Exercise objective =
Transcribe the records below exactly.

Input records =

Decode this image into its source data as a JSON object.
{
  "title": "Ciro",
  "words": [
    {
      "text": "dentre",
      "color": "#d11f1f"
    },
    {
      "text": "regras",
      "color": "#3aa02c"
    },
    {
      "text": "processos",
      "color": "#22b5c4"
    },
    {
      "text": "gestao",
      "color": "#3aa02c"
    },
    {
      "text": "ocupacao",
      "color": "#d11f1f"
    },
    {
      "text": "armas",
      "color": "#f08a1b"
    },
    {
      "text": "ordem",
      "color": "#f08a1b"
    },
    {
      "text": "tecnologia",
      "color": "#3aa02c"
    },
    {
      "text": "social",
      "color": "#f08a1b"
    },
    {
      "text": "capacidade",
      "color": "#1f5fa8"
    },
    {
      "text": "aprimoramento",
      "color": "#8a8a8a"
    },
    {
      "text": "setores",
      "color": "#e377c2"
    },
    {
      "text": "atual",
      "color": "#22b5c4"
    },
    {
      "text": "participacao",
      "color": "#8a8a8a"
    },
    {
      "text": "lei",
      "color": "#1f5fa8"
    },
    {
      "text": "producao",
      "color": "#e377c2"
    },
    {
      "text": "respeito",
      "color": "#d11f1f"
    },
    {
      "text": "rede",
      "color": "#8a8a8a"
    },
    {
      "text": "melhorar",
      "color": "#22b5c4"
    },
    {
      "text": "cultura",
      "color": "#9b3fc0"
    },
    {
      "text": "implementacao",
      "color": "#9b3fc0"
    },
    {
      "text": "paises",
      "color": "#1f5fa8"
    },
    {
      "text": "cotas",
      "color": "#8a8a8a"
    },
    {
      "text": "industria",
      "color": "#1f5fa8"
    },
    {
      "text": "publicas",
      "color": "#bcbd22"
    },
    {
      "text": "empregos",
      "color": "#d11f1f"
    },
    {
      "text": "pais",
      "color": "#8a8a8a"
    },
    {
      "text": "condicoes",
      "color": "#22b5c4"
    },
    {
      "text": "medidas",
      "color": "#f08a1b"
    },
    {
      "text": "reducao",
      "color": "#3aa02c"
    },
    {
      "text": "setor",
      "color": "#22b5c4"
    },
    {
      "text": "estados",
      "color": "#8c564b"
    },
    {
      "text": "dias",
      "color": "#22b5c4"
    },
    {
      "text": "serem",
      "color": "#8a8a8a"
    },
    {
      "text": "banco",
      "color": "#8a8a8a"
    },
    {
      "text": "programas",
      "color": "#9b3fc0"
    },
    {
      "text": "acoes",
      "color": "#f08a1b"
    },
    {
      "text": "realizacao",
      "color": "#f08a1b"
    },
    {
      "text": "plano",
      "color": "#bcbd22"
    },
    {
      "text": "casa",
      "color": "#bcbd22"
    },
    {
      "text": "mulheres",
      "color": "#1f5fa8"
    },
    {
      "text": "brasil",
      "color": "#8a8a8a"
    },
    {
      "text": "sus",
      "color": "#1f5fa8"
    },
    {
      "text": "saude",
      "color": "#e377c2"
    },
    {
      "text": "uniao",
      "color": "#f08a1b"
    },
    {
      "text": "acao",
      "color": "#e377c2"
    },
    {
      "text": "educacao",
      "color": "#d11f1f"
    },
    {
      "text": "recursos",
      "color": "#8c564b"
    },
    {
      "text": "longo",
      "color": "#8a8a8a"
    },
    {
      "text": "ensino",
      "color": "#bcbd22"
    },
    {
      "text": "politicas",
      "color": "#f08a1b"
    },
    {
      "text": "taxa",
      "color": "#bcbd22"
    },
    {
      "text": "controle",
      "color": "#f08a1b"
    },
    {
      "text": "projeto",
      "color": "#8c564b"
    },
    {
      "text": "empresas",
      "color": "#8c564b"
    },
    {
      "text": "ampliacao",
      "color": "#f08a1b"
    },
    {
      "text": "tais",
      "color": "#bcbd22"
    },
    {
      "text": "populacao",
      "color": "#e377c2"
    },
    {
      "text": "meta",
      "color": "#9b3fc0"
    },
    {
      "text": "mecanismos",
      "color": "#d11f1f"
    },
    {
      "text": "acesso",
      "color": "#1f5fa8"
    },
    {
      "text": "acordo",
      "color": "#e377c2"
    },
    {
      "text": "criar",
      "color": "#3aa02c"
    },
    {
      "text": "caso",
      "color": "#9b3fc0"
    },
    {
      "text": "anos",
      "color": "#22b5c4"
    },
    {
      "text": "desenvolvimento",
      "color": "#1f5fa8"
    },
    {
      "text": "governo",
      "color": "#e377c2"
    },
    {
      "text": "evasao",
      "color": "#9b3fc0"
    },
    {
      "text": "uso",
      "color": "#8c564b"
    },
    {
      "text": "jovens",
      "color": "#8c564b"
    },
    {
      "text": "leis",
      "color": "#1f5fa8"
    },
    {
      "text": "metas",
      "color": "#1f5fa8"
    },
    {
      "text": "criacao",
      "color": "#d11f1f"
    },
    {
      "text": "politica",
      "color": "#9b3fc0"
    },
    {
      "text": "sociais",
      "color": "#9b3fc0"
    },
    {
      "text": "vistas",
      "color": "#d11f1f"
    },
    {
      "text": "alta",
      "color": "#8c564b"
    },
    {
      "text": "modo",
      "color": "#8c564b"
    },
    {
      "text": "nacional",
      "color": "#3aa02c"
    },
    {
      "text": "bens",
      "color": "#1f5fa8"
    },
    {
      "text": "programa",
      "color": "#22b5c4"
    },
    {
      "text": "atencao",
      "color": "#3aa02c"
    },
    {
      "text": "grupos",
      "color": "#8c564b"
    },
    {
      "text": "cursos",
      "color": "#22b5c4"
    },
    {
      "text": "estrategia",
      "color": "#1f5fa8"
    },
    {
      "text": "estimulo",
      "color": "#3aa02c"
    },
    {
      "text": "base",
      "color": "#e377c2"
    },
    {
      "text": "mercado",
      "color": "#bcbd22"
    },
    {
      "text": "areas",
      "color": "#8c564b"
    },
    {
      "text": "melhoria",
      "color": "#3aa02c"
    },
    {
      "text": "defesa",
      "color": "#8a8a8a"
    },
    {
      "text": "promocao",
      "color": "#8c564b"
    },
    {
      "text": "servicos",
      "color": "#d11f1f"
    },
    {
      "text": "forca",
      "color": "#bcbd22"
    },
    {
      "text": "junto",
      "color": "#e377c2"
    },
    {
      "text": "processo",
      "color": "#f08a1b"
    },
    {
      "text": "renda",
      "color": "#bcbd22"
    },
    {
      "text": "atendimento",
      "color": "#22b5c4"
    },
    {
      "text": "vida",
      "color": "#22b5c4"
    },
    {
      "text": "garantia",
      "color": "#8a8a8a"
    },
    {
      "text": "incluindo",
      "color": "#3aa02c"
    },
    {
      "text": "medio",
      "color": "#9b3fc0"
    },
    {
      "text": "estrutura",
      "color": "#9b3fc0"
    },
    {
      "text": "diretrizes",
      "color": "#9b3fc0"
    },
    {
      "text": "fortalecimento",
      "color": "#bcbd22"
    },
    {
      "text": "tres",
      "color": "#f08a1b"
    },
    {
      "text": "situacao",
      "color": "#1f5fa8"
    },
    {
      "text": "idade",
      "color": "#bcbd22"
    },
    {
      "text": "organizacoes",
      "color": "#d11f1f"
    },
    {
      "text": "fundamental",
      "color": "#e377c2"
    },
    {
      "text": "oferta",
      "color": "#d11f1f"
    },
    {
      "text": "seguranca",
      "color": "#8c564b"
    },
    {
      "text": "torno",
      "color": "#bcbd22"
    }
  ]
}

Solution for this task =
Decode this image into its source data as a JSON object.
{
  "title": "Ciro",
  "words": [
    {
      "text": "dentre",
      "color": "#d11f1f"
    },
    {
      "text": "regras",
      "color": "#3aa02c"
    },
    {
      "text": "processos",
      "color": "#22b5c4"
    },
    {
      "text": "gestao",
      "color": "#3aa02c"
    },
    {
      "text": "ocupacao",
      "color": "#d11f1f"
    },
    {
      "text": "armas",
      "color": "#f08a1b"
    },
    {
      "text": "ordem",
      "color": "#f08a1b"
    },
    {
      "text": "tecnologia",
      "color": "#3aa02c"
    },
    {
      "text": "social",
      "color": "#f08a1b"
    },
    {
      "text": "capacidade",
      "color": "#1f5fa8"
    },
    {
      "text": "aprimoramento",
      "color": "#8a8a8a"
    },
    {
      "text": "setores",
      "color": "#e377c2"
    },
    {
      "text": "atual",
      "color": "#22b5c4"
    },
    {
      "text": "participacao",
      "color": "#8a8a8a"
    },
    {
      "text": "lei",
      "color": "#1f5fa8"
    },
    {
      "text": "producao",
      "color": "#e377c2"
    },
    {
      "text": "respeito",
      "color": "#d11f1f"
    },
    {
      "text": "rede",
      "color": "#8a8a8a"
    },
    {
      "text": "melhorar",
      "color": "#22b5c4"
    },
    {
      "text": "cultura",
      "color": "#9b3fc0"
    },
    {
      "text": "implementacao",
      "color": "#9b3fc0"
    },
    {
      "text": "paises",
      "color": "#1f5fa8"
    },
    {
      "text": "cotas",
      "color": "#8a8a8a"
    },
    {
      "text": "industria",
      "color": "#1f5fa8"
    },
    {
      "text": "publicas",
      "color": "#bcbd22"
    },
    {
      "text": "empregos",
      "color": "#d11f1f"
    },
    {
      "text": "pais",
      "color": "#8a8a8a"
    },
    {
      "text": "condicoes",
      "color": "#22b5c4"
    },
    {
      "text": "medidas",
      "color": "#f08a1b"
    },
    {
      "text": "reducao",
      "color": "#3aa02c"
    },
    {
      "text": "setor",
      "color": "#22b5c4"
    },
    {
      "text": "estados",
      "color": "#8c564b"
    },
    {
      "text": "dias",
      "color": "#22b5c4"
    },
    {
      "text": "serem",
      "color": "#8a8a8a"
    },
    {
      "text": "banco",
      "color": "#8a8a8a"
    },
    {
      "text": "programas",
      "color": "#9b3fc0"
    },
    {
      "text": "acoes",
      "color": "#f08a1b"
    },
    {
      "text": "realizacao",
      "color": "#f08a1b"
    },
    {
      "text": "plano",
      "color": "#bcbd22"
    },
    {
      "text": "casa",
      "color": "#bcbd22"
    },
    {
      "text": "mulheres",
      "color": "#1f5fa8"
    },
    {
      "text": "brasil",
      "color": "#8a8a8a"
    },
    {
      "text": "sus",
      "color": "#1f5fa8"
    },
    {
      "text": "saude",
      "color": "#e377c2"
    },
    {
      "text": "uniao",
      "color": "#f08a1b"
    },
    {
      "text": "acao",
      "color": "#e377c2"
    },
    {
      "text": "educacao",
      "color": "#d11f1f"
    },
    {
      "text": "recursos",
      "color": "#8c564b"
    },
    {
      "text": "longo",
      "color": "#8a8a8a"
    },
    {
      "text": "ensino",
      "color": "#bcbd22"
    },
    {
      "text": "politicas",
      "color": "#f08a1b"
    },
    {
      "text": "taxa",
      "color": "#bcbd22"
    },
    {
      "text": "controle",
      "color": "#f08a1b"
    },
    {
      "text": "projeto",
      "color": "#8c564b"
    },
    {
      "text": "empresas",
      "color": "#8c564b"
    },
    {
      "text": "ampliacao",
      "color": "#f08a1b"
    },
    {
      "text": "tais",
      "color": "#bcbd22"
    },
    {
      "text": "populacao",
      "color": "#e377c2"
    },
    {
      "text": "meta",
      "color": "#9b3fc0"
    },
    {
      "text": "mecanismos",
      "color": "#d11f1f"
    },
    {
      "text": "acesso",
      "color": "#1f5fa8"
    },
    {
      "text": "acordo",
      "color": "#e377c2"
    },
    {
      "text": "criar",
      "color": "#3aa02c"
    },
    {
      "text": "caso",
      "color": "#9b3fc0"
    },
    {
      "text": "anos",
      "color": "#22b5c4"
    },
    {
      "text": "desenvolvimento",
      "color": "#1f5fa8"
    },
    {
      "text": "governo",
      "color": "#e377c2"
    },
    {
      "text": "evasao",
      "color": "#9b3fc0"
    },
    {
      "text": "uso",
      "color": "#8c564b"
    },
    {
      "text": "jovens",
      "color": "#8c564b"
    },
    {
      "text": "leis",
      "color": "#1f5fa8"
    },
    {
      "text": "metas",
      "color": "#1f5fa8"
    },
    {
      "text": "criacao",
      "color": "#d11f1f"
    },
    {
      "text": "politica",
      "color": "#9b3fc0"
    },
    {
      "text": "sociais",
      "color": "#9b3fc0"
    },
    {
      "text": "vistas",
      "color": "#d11f1f"
    },
    {
      "text": "alta",
      "color": "#8c564b"
    },
    {
      "text": "modo",
      "color": "#8c564b"
    },
    {
      "text": "nacional",
      "color": "#3aa02c"
    },
    {
      "text": "bens",
      "color": "#1f5fa8"
    },
    {
      "text": "programa",
      "color": "#22b5c4"
    },
    {
      "text": "atencao",
      "color": "#3aa02c"
    },
    {
      "text": "grupos",
      "color": "#8c564b"
    },
    {
      "text": "cursos",
      "color": "#22b5c4"
    },
    {
      "text": "estrategia",
      "color": "#1f5fa8"
    },
    {
      "text": "estimulo",
      "color": "#3aa02c"
    },
    {
      "text": "base",
      "color": "#e377c2"
    },
    {
      "text": "mercado",
      "color": "#bcbd22"
    },
    {
      "text": "areas",
      "color": "#8c564b"
    },
    {
      "text": "melhoria",
      "color": "#3aa02c"
    },
    {
      "text": "defesa",
      "color": "#8a8a8a"
    },
    {
      "text": "promocao",
      "color": "#8c564b"
    },
    {
      "text": "servicos",
      "color": "#d11f1f"
    },
    {
      "text": "forca",
      "color": "#bcbd22"
    },
    {
      "text": "junto",
      "color": "#e377c2"
    },
    {
      "text": "processo",
      "color": "#f08a1b"
    },
    {
      "text": "renda",
      "color": "#bcbd22"
    },
    {
      "text": "atendimento",
      "color": "#22b5c4"
    },
    {
      "text": "vida",
      "color": "#22b5c4"
    },
    {
      "text": "garantia",
      "color": "#8a8a8a"
    },
    {
      "text": "incluindo",
      "color": "#3aa02c"
    },
    {
      "text": "medio",
      "color": "#9b3fc0"
    },
    {
      "text": "estrutura",
      "color": "#9b3fc0"
    },
    {
      "text": "diretrizes",
      "color": "#9b3fc0"
    },
    {
      "text": "fortalecimento",
      "color": "#bcbd22"
    },
    {
      "text": "tres",
      "color": "#f08a1b"
    },
    {
      "text": "situacao",
      "color": "#1f5fa8"
    },
    {
      "text": "idade",
      "color": "#bcbd22"
    },
    {
      "text": "organizacoes",
      "color": "#d11f1f"
    },
    {
      "text": "fundamental",
      "color": "#e377c2"
    },
    {
      "text": "oferta",
      "color": "#d11f1f"
    },
    {
      "text": "seguranca",
      "color": "#8c564b"
    },
    {
      "text": "torno",
      "color": "#bcbd22"
    }
  ]
}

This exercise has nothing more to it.